# Working data:

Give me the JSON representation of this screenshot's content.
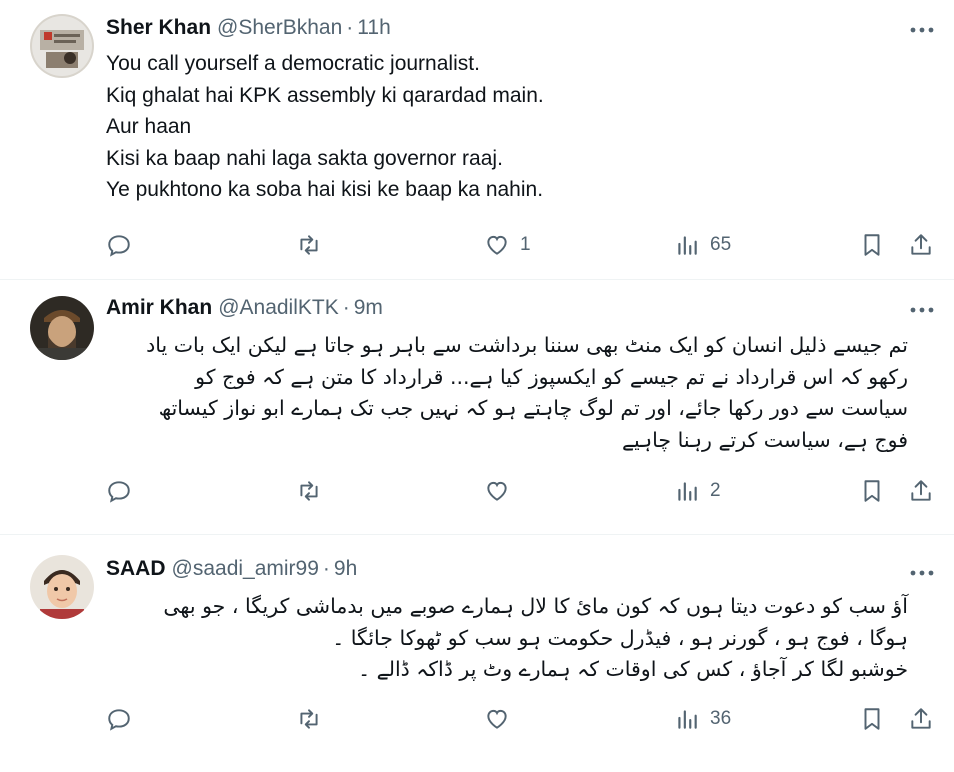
{
  "tweets": [
    {
      "name": "Sher Khan",
      "handle": "@SherBkhan",
      "time": "11h",
      "direction": "ltr",
      "lines": [
        "You call yourself a democratic journalist.",
        "Kiq ghalat hai KPK assembly ki qarardad main.",
        "Aur haan",
        "Kisi ka baap nahi laga sakta governor raaj.",
        "Ye pukhtono ka soba hai kisi ke baap ka nahin."
      ],
      "likes": "1",
      "views": "65"
    },
    {
      "name": "Amir Khan",
      "handle": "@AnadilKTK",
      "time": "9m",
      "direction": "rtl",
      "lines": [
        "تم جیسے ذلیل انسان کو ایک منٹ بھی سننا برداشت سے باہر ہو جاتا ہے لیکن ایک بات یاد",
        "رکھو کہ اس قرارداد نے تم جیسے کو ایکسپوز کیا ہے... قرارداد کا متن ہے کہ فوج کو",
        "سیاست سے دور رکھا جائے، اور تم لوگ چاہتے ہو کہ نہیں جب تک ہمارے ابو نواز کیساتھ",
        "فوج ہے، سیاست کرتے رہنا چاہیے"
      ],
      "likes": "",
      "views": "2"
    },
    {
      "name": "SAAD",
      "handle": "@saadi_amir99",
      "time": "9h",
      "direction": "rtl",
      "lines": [
        "آؤ سب کو دعوت دیتا ہوں کہ کون مائ کا لال ہمارے صوبے میں بدماشی کریگا ، جو بھی",
        "ہوگا ، فوج ہو ، گورنر ہو ، فیڈرل حکومت ہو سب کو ٹھوکا جائگا ۔",
        "خوشبو لگا کر آجاؤ ، کس کی اوقات کہ ہمارے وٹ پر ڈاکہ ڈالے ۔"
      ],
      "likes": "",
      "views": "36"
    }
  ],
  "icons": {
    "reply": "reply-icon",
    "retweet": "retweet-icon",
    "like": "heart-icon",
    "views": "views-icon",
    "bookmark": "bookmark-icon",
    "share": "share-icon",
    "more": "more-icon"
  },
  "colors": {
    "text": "#0f1419",
    "secondary": "#536471",
    "divider": "#eff3f4"
  }
}
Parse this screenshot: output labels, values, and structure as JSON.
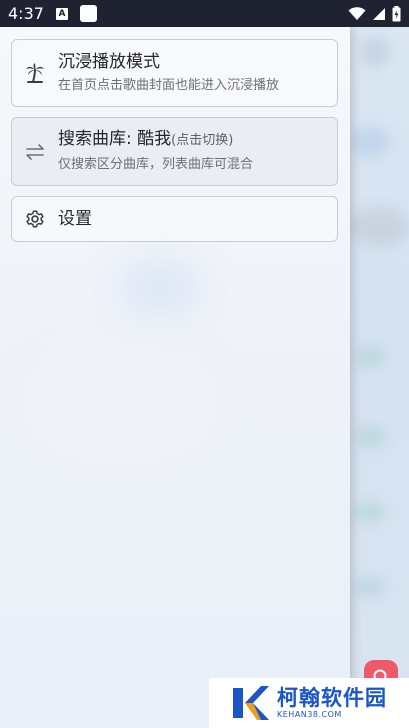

# Your goal:
Count how many lines in the data contain the word "this", giving the number without comment.

# Exercise response:
2